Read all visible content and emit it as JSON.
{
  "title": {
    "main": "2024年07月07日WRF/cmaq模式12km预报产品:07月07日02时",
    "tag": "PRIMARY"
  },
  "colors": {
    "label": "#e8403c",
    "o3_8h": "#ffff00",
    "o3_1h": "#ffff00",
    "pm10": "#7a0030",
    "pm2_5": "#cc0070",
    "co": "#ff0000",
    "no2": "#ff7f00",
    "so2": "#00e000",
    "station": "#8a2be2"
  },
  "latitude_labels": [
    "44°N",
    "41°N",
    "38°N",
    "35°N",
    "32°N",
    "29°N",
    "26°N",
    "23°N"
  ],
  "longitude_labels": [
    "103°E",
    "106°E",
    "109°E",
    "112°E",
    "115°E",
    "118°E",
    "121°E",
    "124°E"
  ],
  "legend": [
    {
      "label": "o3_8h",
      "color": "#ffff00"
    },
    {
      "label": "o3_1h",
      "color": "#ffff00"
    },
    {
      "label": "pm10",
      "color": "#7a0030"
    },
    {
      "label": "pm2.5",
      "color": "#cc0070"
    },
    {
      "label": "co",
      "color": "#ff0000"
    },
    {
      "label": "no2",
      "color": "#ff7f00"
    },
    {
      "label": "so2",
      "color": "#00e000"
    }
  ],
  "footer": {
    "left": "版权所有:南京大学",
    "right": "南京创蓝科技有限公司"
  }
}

--------------------------------

_WHAT IS NEEDED_:
Every record shown above should be written out again exactly.

_EXPECTED OUTPUT_:
Read all visible content and emit it as JSON.
{
  "title": {
    "main": "2024年07月07日WRF/cmaq模式12km预报产品:07月07日02时",
    "tag": "PRIMARY"
  },
  "colors": {
    "label": "#e8403c",
    "o3_8h": "#ffff00",
    "o3_1h": "#ffff00",
    "pm10": "#7a0030",
    "pm2_5": "#cc0070",
    "co": "#ff0000",
    "no2": "#ff7f00",
    "so2": "#00e000",
    "station": "#8a2be2"
  },
  "latitude_labels": [
    "44°N",
    "41°N",
    "38°N",
    "35°N",
    "32°N",
    "29°N",
    "26°N",
    "23°N"
  ],
  "longitude_labels": [
    "103°E",
    "106°E",
    "109°E",
    "112°E",
    "115°E",
    "118°E",
    "121°E",
    "124°E"
  ],
  "legend": [
    {
      "label": "o3_8h",
      "color": "#ffff00"
    },
    {
      "label": "o3_1h",
      "color": "#ffff00"
    },
    {
      "label": "pm10",
      "color": "#7a0030"
    },
    {
      "label": "pm2.5",
      "color": "#cc0070"
    },
    {
      "label": "co",
      "color": "#ff0000"
    },
    {
      "label": "no2",
      "color": "#ff7f00"
    },
    {
      "label": "so2",
      "color": "#00e000"
    }
  ],
  "footer": {
    "left": "版权所有:南京大学",
    "right": "南京创蓝科技有限公司"
  }
}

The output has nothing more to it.